# Objective:
Find every line in the records below that holds the word "authentication", and copy each one.

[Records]
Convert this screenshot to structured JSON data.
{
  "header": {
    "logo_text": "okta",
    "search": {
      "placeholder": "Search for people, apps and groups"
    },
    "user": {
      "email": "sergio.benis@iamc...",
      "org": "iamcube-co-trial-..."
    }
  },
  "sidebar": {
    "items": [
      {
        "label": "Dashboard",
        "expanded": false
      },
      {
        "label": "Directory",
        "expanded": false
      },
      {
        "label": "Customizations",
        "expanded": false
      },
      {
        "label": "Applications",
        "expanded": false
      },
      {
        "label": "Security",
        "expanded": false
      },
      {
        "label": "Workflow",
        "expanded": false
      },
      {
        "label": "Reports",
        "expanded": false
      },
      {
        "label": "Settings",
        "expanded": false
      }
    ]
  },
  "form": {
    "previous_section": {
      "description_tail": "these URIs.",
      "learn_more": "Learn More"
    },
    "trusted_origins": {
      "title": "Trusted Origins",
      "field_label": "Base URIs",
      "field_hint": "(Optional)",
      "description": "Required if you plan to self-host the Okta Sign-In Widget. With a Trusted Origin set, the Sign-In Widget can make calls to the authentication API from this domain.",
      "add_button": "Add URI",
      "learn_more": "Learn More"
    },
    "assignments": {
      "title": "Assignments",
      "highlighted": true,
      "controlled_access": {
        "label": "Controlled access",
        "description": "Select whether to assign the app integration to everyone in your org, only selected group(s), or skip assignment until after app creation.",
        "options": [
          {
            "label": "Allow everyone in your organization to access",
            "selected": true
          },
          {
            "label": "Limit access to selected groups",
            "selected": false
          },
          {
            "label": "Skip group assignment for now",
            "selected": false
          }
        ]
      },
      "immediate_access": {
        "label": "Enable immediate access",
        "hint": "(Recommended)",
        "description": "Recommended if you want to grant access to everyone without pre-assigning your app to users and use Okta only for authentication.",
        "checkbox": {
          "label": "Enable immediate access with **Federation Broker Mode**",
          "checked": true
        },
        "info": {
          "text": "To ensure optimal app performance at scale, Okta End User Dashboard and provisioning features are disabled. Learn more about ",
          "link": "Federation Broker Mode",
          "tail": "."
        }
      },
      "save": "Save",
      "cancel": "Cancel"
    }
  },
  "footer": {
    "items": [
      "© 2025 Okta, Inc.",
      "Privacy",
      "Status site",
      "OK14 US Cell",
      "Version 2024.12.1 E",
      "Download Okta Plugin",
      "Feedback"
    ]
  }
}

# Completed task:
      "description": "Required if you plan to self-host the Okta Sign-In Widget. With a Trusted Origin set, the Sign-In Widget can make calls to the authentication API from this domain.",
        "description": "Recommended if you want to grant access to everyone without pre-assigning your app to users and use Okta only for authentication.",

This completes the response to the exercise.